- [Records]
'''

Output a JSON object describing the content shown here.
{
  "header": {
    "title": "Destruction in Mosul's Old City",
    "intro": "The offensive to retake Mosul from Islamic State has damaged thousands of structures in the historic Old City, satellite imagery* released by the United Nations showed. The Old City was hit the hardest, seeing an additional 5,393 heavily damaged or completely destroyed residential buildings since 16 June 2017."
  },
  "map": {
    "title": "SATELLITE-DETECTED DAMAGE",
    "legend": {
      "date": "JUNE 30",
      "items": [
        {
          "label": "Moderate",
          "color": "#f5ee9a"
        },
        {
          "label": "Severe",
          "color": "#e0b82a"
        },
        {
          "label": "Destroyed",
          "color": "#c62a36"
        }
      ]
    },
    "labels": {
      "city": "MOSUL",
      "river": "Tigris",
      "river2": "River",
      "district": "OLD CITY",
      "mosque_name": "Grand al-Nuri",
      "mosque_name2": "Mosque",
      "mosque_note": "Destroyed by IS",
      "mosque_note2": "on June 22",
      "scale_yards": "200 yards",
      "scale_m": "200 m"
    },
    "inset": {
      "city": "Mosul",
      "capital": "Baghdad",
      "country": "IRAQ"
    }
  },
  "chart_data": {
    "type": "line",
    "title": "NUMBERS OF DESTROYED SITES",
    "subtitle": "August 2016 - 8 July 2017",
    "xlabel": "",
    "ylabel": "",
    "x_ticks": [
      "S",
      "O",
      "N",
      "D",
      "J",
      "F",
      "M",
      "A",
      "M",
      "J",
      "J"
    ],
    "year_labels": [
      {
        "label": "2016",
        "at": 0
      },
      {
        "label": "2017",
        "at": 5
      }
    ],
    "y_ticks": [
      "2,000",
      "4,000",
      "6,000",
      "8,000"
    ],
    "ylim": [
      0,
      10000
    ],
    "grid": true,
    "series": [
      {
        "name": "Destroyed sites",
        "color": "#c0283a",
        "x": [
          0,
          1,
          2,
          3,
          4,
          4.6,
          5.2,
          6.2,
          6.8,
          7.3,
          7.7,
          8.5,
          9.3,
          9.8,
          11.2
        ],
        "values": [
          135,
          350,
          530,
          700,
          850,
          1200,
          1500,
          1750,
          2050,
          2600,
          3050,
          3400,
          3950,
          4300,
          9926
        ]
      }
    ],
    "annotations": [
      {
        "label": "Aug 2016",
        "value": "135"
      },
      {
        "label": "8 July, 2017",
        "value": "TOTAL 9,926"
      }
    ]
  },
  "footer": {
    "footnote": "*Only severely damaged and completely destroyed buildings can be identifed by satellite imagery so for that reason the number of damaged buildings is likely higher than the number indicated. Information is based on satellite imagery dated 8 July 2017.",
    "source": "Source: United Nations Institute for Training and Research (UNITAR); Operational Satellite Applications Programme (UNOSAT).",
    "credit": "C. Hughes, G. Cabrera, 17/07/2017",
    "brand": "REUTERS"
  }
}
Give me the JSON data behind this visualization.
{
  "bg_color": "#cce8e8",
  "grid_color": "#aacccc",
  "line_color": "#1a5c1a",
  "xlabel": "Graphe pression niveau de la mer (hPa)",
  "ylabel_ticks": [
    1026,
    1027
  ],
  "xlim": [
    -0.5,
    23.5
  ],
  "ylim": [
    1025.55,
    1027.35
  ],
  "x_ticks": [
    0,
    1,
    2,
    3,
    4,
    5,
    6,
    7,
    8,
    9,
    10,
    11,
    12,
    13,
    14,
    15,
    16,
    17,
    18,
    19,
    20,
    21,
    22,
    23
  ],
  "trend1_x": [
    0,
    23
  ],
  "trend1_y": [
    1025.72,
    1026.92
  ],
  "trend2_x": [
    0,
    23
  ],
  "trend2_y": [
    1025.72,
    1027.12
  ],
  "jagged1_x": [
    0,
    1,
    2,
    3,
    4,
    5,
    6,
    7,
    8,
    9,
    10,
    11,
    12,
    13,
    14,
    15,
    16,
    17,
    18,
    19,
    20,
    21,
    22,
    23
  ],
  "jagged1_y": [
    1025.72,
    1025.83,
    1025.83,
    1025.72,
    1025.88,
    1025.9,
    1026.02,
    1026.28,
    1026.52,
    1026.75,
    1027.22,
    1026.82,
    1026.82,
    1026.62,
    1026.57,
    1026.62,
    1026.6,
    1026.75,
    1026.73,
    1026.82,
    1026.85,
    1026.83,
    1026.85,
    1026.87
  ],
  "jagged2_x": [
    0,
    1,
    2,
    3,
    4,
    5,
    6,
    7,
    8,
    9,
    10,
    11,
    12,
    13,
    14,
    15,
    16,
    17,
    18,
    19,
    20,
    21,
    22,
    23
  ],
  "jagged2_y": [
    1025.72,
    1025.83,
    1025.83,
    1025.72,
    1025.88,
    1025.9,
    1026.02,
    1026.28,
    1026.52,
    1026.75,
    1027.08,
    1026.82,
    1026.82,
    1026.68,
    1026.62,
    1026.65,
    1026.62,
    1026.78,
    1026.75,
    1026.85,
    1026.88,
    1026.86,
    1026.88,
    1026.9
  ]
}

'''

- [What the task asks]
Output all of the material, please, exactly as it stands.

- [Exercise output]
Output a JSON object describing the content shown here.
{
  "header": {
    "title": "Destruction in Mosul's Old City",
    "intro": "The offensive to retake Mosul from Islamic State has damaged thousands of structures in the historic Old City, satellite imagery* released by the United Nations showed. The Old City was hit the hardest, seeing an additional 5,393 heavily damaged or completely destroyed residential buildings since 16 June 2017."
  },
  "map": {
    "title": "SATELLITE-DETECTED DAMAGE",
    "legend": {
      "date": "JUNE 30",
      "items": [
        {
          "label": "Moderate",
          "color": "#f5ee9a"
        },
        {
          "label": "Severe",
          "color": "#e0b82a"
        },
        {
          "label": "Destroyed",
          "color": "#c62a36"
        }
      ]
    },
    "labels": {
      "city": "MOSUL",
      "river": "Tigris",
      "river2": "River",
      "district": "OLD CITY",
      "mosque_name": "Grand al-Nuri",
      "mosque_name2": "Mosque",
      "mosque_note": "Destroyed by IS",
      "mosque_note2": "on June 22",
      "scale_yards": "200 yards",
      "scale_m": "200 m"
    },
    "inset": {
      "city": "Mosul",
      "capital": "Baghdad",
      "country": "IRAQ"
    }
  },
  "chart_data": {
    "type": "line",
    "title": "NUMBERS OF DESTROYED SITES",
    "subtitle": "August 2016 - 8 July 2017",
    "xlabel": "",
    "ylabel": "",
    "x_ticks": [
      "S",
      "O",
      "N",
      "D",
      "J",
      "F",
      "M",
      "A",
      "M",
      "J",
      "J"
    ],
    "year_labels": [
      {
        "label": "2016",
        "at": 0
      },
      {
        "label": "2017",
        "at": 5
      }
    ],
    "y_ticks": [
      "2,000",
      "4,000",
      "6,000",
      "8,000"
    ],
    "ylim": [
      0,
      10000
    ],
    "grid": true,
    "series": [
      {
        "name": "Destroyed sites",
        "color": "#c0283a",
        "x": [
          0,
          1,
          2,
          3,
          4,
          4.6,
          5.2,
          6.2,
          6.8,
          7.3,
          7.7,
          8.5,
          9.3,
          9.8,
          11.2
        ],
        "values": [
          135,
          350,
          530,
          700,
          850,
          1200,
          1500,
          1750,
          2050,
          2600,
          3050,
          3400,
          3950,
          4300,
          9926
        ]
      }
    ],
    "annotations": [
      {
        "label": "Aug 2016",
        "value": "135"
      },
      {
        "label": "8 July, 2017",
        "value": "TOTAL 9,926"
      }
    ]
  },
  "footer": {
    "footnote": "*Only severely damaged and completely destroyed buildings can be identifed by satellite imagery so for that reason the number of damaged buildings is likely higher than the number indicated. Information is based on satellite imagery dated 8 July 2017.",
    "source": "Source: United Nations Institute for Training and Research (UNITAR); Operational Satellite Applications Programme (UNOSAT).",
    "credit": "C. Hughes, G. Cabrera, 17/07/2017",
    "brand": "REUTERS"
  }
}
Give me the JSON data behind this visualization.
{
  "bg_color": "#cce8e8",
  "grid_color": "#aacccc",
  "line_color": "#1a5c1a",
  "xlabel": "Graphe pression niveau de la mer (hPa)",
  "ylabel_ticks": [
    1026,
    1027
  ],
  "xlim": [
    -0.5,
    23.5
  ],
  "ylim": [
    1025.55,
    1027.35
  ],
  "x_ticks": [
    0,
    1,
    2,
    3,
    4,
    5,
    6,
    7,
    8,
    9,
    10,
    11,
    12,
    13,
    14,
    15,
    16,
    17,
    18,
    19,
    20,
    21,
    22,
    23
  ],
  "trend1_x": [
    0,
    23
  ],
  "trend1_y": [
    1025.72,
    1026.92
  ],
  "trend2_x": [
    0,
    23
  ],
  "trend2_y": [
    1025.72,
    1027.12
  ],
  "jagged1_x": [
    0,
    1,
    2,
    3,
    4,
    5,
    6,
    7,
    8,
    9,
    10,
    11,
    12,
    13,
    14,
    15,
    16,
    17,
    18,
    19,
    20,
    21,
    22,
    23
  ],
  "jagged1_y": [
    1025.72,
    1025.83,
    1025.83,
    1025.72,
    1025.88,
    1025.9,
    1026.02,
    1026.28,
    1026.52,
    1026.75,
    1027.22,
    1026.82,
    1026.82,
    1026.62,
    1026.57,
    1026.62,
    1026.6,
    1026.75,
    1026.73,
    1026.82,
    1026.85,
    1026.83,
    1026.85,
    1026.87
  ],
  "jagged2_x": [
    0,
    1,
    2,
    3,
    4,
    5,
    6,
    7,
    8,
    9,
    10,
    11,
    12,
    13,
    14,
    15,
    16,
    17,
    18,
    19,
    20,
    21,
    22,
    23
  ],
  "jagged2_y": [
    1025.72,
    1025.83,
    1025.83,
    1025.72,
    1025.88,
    1025.9,
    1026.02,
    1026.28,
    1026.52,
    1026.75,
    1027.08,
    1026.82,
    1026.82,
    1026.68,
    1026.62,
    1026.65,
    1026.62,
    1026.78,
    1026.75,
    1026.85,
    1026.88,
    1026.86,
    1026.88,
    1026.9
  ]
}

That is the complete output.